**Problem statement:**
Please write out the material that follows, exactly as it stands.
┄┄┄┄┄┄┄┄┄┄┄┄┄┄┄┄┄┄┄┄
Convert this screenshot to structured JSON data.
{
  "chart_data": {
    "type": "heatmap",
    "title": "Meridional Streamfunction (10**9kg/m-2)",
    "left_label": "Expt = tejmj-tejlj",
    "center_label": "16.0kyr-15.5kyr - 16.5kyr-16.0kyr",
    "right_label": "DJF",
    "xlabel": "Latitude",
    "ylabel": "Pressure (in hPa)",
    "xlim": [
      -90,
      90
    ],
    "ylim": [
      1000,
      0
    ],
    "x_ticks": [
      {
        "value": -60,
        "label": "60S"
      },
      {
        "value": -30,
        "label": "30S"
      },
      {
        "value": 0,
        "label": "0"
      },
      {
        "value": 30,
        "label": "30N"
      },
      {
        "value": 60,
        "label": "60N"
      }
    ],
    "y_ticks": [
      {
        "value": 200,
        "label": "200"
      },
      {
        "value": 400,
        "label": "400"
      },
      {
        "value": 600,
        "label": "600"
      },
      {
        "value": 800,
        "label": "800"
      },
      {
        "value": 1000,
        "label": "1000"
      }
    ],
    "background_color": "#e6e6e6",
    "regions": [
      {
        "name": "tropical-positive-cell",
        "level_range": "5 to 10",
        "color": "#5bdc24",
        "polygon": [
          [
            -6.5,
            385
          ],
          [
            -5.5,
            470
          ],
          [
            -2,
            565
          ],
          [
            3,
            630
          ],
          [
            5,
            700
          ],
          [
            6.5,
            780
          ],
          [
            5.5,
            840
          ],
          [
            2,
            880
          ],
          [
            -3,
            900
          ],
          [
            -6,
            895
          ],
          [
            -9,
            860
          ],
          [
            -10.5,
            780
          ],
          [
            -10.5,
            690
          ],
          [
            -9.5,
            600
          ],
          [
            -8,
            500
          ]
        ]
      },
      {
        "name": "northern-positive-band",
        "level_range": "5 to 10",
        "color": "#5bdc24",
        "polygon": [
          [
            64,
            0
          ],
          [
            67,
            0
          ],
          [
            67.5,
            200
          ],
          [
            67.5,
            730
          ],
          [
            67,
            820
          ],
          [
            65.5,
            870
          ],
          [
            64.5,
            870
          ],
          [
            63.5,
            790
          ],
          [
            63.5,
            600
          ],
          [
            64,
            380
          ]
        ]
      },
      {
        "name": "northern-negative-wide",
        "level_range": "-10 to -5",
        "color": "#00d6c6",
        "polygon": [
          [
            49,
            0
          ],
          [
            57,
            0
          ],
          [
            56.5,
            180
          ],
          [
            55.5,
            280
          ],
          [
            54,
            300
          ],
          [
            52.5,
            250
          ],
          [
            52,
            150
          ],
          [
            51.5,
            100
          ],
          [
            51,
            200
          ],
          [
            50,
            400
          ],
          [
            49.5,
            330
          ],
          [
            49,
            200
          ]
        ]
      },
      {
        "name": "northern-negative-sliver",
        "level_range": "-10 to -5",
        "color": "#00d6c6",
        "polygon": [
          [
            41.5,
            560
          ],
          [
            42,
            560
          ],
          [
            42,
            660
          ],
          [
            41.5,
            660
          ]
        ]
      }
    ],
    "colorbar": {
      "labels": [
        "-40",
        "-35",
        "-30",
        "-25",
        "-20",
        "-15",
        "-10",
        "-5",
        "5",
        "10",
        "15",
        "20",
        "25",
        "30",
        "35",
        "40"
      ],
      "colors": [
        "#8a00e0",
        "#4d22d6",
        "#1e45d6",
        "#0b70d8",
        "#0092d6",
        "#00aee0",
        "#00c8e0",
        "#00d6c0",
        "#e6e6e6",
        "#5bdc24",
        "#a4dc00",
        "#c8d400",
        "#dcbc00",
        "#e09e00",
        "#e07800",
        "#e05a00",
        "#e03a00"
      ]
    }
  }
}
┄┄┄┄┄┄┄┄┄┄┄┄┄┄┄┄┄┄┄┄
**Completed exercise:**
Convert this screenshot to structured JSON data.
{
  "chart_data": {
    "type": "heatmap",
    "title": "Meridional Streamfunction (10**9kg/m-2)",
    "left_label": "Expt = tejmj-tejlj",
    "center_label": "16.0kyr-15.5kyr - 16.5kyr-16.0kyr",
    "right_label": "DJF",
    "xlabel": "Latitude",
    "ylabel": "Pressure (in hPa)",
    "xlim": [
      -90,
      90
    ],
    "ylim": [
      1000,
      0
    ],
    "x_ticks": [
      {
        "value": -60,
        "label": "60S"
      },
      {
        "value": -30,
        "label": "30S"
      },
      {
        "value": 0,
        "label": "0"
      },
      {
        "value": 30,
        "label": "30N"
      },
      {
        "value": 60,
        "label": "60N"
      }
    ],
    "y_ticks": [
      {
        "value": 200,
        "label": "200"
      },
      {
        "value": 400,
        "label": "400"
      },
      {
        "value": 600,
        "label": "600"
      },
      {
        "value": 800,
        "label": "800"
      },
      {
        "value": 1000,
        "label": "1000"
      }
    ],
    "background_color": "#e6e6e6",
    "regions": [
      {
        "name": "tropical-positive-cell",
        "level_range": "5 to 10",
        "color": "#5bdc24",
        "polygon": [
          [
            -6.5,
            385
          ],
          [
            -5.5,
            470
          ],
          [
            -2,
            565
          ],
          [
            3,
            630
          ],
          [
            5,
            700
          ],
          [
            6.5,
            780
          ],
          [
            5.5,
            840
          ],
          [
            2,
            880
          ],
          [
            -3,
            900
          ],
          [
            -6,
            895
          ],
          [
            -9,
            860
          ],
          [
            -10.5,
            780
          ],
          [
            -10.5,
            690
          ],
          [
            -9.5,
            600
          ],
          [
            -8,
            500
          ]
        ]
      },
      {
        "name": "northern-positive-band",
        "level_range": "5 to 10",
        "color": "#5bdc24",
        "polygon": [
          [
            64,
            0
          ],
          [
            67,
            0
          ],
          [
            67.5,
            200
          ],
          [
            67.5,
            730
          ],
          [
            67,
            820
          ],
          [
            65.5,
            870
          ],
          [
            64.5,
            870
          ],
          [
            63.5,
            790
          ],
          [
            63.5,
            600
          ],
          [
            64,
            380
          ]
        ]
      },
      {
        "name": "northern-negative-wide",
        "level_range": "-10 to -5",
        "color": "#00d6c6",
        "polygon": [
          [
            49,
            0
          ],
          [
            57,
            0
          ],
          [
            56.5,
            180
          ],
          [
            55.5,
            280
          ],
          [
            54,
            300
          ],
          [
            52.5,
            250
          ],
          [
            52,
            150
          ],
          [
            51.5,
            100
          ],
          [
            51,
            200
          ],
          [
            50,
            400
          ],
          [
            49.5,
            330
          ],
          [
            49,
            200
          ]
        ]
      },
      {
        "name": "northern-negative-sliver",
        "level_range": "-10 to -5",
        "color": "#00d6c6",
        "polygon": [
          [
            41.5,
            560
          ],
          [
            42,
            560
          ],
          [
            42,
            660
          ],
          [
            41.5,
            660
          ]
        ]
      }
    ],
    "colorbar": {
      "labels": [
        "-40",
        "-35",
        "-30",
        "-25",
        "-20",
        "-15",
        "-10",
        "-5",
        "5",
        "10",
        "15",
        "20",
        "25",
        "30",
        "35",
        "40"
      ],
      "colors": [
        "#8a00e0",
        "#4d22d6",
        "#1e45d6",
        "#0b70d8",
        "#0092d6",
        "#00aee0",
        "#00c8e0",
        "#00d6c0",
        "#e6e6e6",
        "#5bdc24",
        "#a4dc00",
        "#c8d400",
        "#dcbc00",
        "#e09e00",
        "#e07800",
        "#e05a00",
        "#e03a00"
      ]
    }
  }
}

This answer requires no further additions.